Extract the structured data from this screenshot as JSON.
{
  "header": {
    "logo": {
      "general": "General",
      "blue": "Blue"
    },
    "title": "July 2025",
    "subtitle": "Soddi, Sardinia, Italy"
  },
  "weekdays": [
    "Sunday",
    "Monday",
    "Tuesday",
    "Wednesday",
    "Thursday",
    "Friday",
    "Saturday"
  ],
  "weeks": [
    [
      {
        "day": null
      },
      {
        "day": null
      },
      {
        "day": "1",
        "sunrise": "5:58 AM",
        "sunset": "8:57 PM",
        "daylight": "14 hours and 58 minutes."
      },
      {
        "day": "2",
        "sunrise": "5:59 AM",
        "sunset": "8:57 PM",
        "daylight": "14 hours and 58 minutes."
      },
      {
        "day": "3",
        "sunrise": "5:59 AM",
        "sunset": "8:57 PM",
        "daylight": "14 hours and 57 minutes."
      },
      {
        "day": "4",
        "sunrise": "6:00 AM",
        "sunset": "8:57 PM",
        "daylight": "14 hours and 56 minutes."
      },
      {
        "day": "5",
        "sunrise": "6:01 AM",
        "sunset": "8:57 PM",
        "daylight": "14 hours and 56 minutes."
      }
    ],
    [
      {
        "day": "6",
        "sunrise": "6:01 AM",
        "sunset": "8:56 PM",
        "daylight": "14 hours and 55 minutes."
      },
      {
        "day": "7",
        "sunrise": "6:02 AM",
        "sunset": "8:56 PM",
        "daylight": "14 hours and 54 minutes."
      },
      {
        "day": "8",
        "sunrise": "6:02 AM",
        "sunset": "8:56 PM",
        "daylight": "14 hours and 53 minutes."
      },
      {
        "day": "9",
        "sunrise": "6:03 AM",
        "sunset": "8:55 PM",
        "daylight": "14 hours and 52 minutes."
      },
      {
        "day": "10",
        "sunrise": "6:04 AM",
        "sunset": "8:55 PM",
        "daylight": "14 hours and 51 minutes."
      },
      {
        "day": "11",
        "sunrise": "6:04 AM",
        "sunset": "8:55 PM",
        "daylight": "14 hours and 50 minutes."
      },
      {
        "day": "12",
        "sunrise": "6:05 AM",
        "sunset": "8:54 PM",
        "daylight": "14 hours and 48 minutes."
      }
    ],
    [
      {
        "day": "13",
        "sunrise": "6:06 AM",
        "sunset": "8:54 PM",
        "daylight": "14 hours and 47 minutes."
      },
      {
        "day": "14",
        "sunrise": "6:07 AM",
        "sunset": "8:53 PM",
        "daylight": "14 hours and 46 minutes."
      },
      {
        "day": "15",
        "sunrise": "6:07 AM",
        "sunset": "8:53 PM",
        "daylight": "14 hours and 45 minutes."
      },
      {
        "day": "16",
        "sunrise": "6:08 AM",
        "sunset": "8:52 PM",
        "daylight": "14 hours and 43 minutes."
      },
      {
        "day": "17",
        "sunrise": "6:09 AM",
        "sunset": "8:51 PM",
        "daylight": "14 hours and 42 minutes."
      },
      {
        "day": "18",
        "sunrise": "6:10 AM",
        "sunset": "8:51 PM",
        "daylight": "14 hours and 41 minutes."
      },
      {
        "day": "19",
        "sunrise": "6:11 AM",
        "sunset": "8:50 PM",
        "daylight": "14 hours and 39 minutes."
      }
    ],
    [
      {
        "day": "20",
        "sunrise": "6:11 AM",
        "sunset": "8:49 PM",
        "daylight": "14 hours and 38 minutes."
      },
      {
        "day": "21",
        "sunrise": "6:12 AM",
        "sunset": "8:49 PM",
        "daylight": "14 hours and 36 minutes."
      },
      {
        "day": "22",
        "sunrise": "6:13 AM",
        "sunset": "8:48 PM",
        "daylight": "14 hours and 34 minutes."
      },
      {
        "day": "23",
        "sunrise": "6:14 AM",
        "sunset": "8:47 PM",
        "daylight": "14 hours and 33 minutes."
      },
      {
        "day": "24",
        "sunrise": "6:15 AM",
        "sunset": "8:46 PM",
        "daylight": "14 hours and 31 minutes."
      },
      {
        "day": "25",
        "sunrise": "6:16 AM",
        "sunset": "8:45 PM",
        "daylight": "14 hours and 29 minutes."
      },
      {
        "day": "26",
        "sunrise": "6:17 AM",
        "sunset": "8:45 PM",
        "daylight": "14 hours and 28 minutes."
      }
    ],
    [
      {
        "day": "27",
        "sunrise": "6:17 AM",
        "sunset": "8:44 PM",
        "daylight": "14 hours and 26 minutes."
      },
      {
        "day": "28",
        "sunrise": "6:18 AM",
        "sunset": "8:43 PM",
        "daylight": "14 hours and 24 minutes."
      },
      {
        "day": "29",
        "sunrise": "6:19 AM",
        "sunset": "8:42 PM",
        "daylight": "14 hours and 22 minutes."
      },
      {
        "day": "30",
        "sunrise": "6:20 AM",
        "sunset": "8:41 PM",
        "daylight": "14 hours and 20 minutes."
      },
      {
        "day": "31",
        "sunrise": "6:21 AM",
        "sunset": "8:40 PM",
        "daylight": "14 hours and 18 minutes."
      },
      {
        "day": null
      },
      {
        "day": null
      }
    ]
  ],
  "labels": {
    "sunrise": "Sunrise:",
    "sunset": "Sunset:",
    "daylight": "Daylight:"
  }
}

## TASK DIRECTIONS
Make a verbatim copy of every entry shown above.

## REPLY
Extract the structured data from this screenshot as JSON.
{
  "header": {
    "logo": {
      "general": "General",
      "blue": "Blue"
    },
    "title": "July 2025",
    "subtitle": "Soddi, Sardinia, Italy"
  },
  "weekdays": [
    "Sunday",
    "Monday",
    "Tuesday",
    "Wednesday",
    "Thursday",
    "Friday",
    "Saturday"
  ],
  "weeks": [
    [
      {
        "day": null
      },
      {
        "day": null
      },
      {
        "day": "1",
        "sunrise": "5:58 AM",
        "sunset": "8:57 PM",
        "daylight": "14 hours and 58 minutes."
      },
      {
        "day": "2",
        "sunrise": "5:59 AM",
        "sunset": "8:57 PM",
        "daylight": "14 hours and 58 minutes."
      },
      {
        "day": "3",
        "sunrise": "5:59 AM",
        "sunset": "8:57 PM",
        "daylight": "14 hours and 57 minutes."
      },
      {
        "day": "4",
        "sunrise": "6:00 AM",
        "sunset": "8:57 PM",
        "daylight": "14 hours and 56 minutes."
      },
      {
        "day": "5",
        "sunrise": "6:01 AM",
        "sunset": "8:57 PM",
        "daylight": "14 hours and 56 minutes."
      }
    ],
    [
      {
        "day": "6",
        "sunrise": "6:01 AM",
        "sunset": "8:56 PM",
        "daylight": "14 hours and 55 minutes."
      },
      {
        "day": "7",
        "sunrise": "6:02 AM",
        "sunset": "8:56 PM",
        "daylight": "14 hours and 54 minutes."
      },
      {
        "day": "8",
        "sunrise": "6:02 AM",
        "sunset": "8:56 PM",
        "daylight": "14 hours and 53 minutes."
      },
      {
        "day": "9",
        "sunrise": "6:03 AM",
        "sunset": "8:55 PM",
        "daylight": "14 hours and 52 minutes."
      },
      {
        "day": "10",
        "sunrise": "6:04 AM",
        "sunset": "8:55 PM",
        "daylight": "14 hours and 51 minutes."
      },
      {
        "day": "11",
        "sunrise": "6:04 AM",
        "sunset": "8:55 PM",
        "daylight": "14 hours and 50 minutes."
      },
      {
        "day": "12",
        "sunrise": "6:05 AM",
        "sunset": "8:54 PM",
        "daylight": "14 hours and 48 minutes."
      }
    ],
    [
      {
        "day": "13",
        "sunrise": "6:06 AM",
        "sunset": "8:54 PM",
        "daylight": "14 hours and 47 minutes."
      },
      {
        "day": "14",
        "sunrise": "6:07 AM",
        "sunset": "8:53 PM",
        "daylight": "14 hours and 46 minutes."
      },
      {
        "day": "15",
        "sunrise": "6:07 AM",
        "sunset": "8:53 PM",
        "daylight": "14 hours and 45 minutes."
      },
      {
        "day": "16",
        "sunrise": "6:08 AM",
        "sunset": "8:52 PM",
        "daylight": "14 hours and 43 minutes."
      },
      {
        "day": "17",
        "sunrise": "6:09 AM",
        "sunset": "8:51 PM",
        "daylight": "14 hours and 42 minutes."
      },
      {
        "day": "18",
        "sunrise": "6:10 AM",
        "sunset": "8:51 PM",
        "daylight": "14 hours and 41 minutes."
      },
      {
        "day": "19",
        "sunrise": "6:11 AM",
        "sunset": "8:50 PM",
        "daylight": "14 hours and 39 minutes."
      }
    ],
    [
      {
        "day": "20",
        "sunrise": "6:11 AM",
        "sunset": "8:49 PM",
        "daylight": "14 hours and 38 minutes."
      },
      {
        "day": "21",
        "sunrise": "6:12 AM",
        "sunset": "8:49 PM",
        "daylight": "14 hours and 36 minutes."
      },
      {
        "day": "22",
        "sunrise": "6:13 AM",
        "sunset": "8:48 PM",
        "daylight": "14 hours and 34 minutes."
      },
      {
        "day": "23",
        "sunrise": "6:14 AM",
        "sunset": "8:47 PM",
        "daylight": "14 hours and 33 minutes."
      },
      {
        "day": "24",
        "sunrise": "6:15 AM",
        "sunset": "8:46 PM",
        "daylight": "14 hours and 31 minutes."
      },
      {
        "day": "25",
        "sunrise": "6:16 AM",
        "sunset": "8:45 PM",
        "daylight": "14 hours and 29 minutes."
      },
      {
        "day": "26",
        "sunrise": "6:17 AM",
        "sunset": "8:45 PM",
        "daylight": "14 hours and 28 minutes."
      }
    ],
    [
      {
        "day": "27",
        "sunrise": "6:17 AM",
        "sunset": "8:44 PM",
        "daylight": "14 hours and 26 minutes."
      },
      {
        "day": "28",
        "sunrise": "6:18 AM",
        "sunset": "8:43 PM",
        "daylight": "14 hours and 24 minutes."
      },
      {
        "day": "29",
        "sunrise": "6:19 AM",
        "sunset": "8:42 PM",
        "daylight": "14 hours and 22 minutes."
      },
      {
        "day": "30",
        "sunrise": "6:20 AM",
        "sunset": "8:41 PM",
        "daylight": "14 hours and 20 minutes."
      },
      {
        "day": "31",
        "sunrise": "6:21 AM",
        "sunset": "8:40 PM",
        "daylight": "14 hours and 18 minutes."
      },
      {
        "day": null
      },
      {
        "day": null
      }
    ]
  ],
  "labels": {
    "sunrise": "Sunrise:",
    "sunset": "Sunset:",
    "daylight": "Daylight:"
  }
}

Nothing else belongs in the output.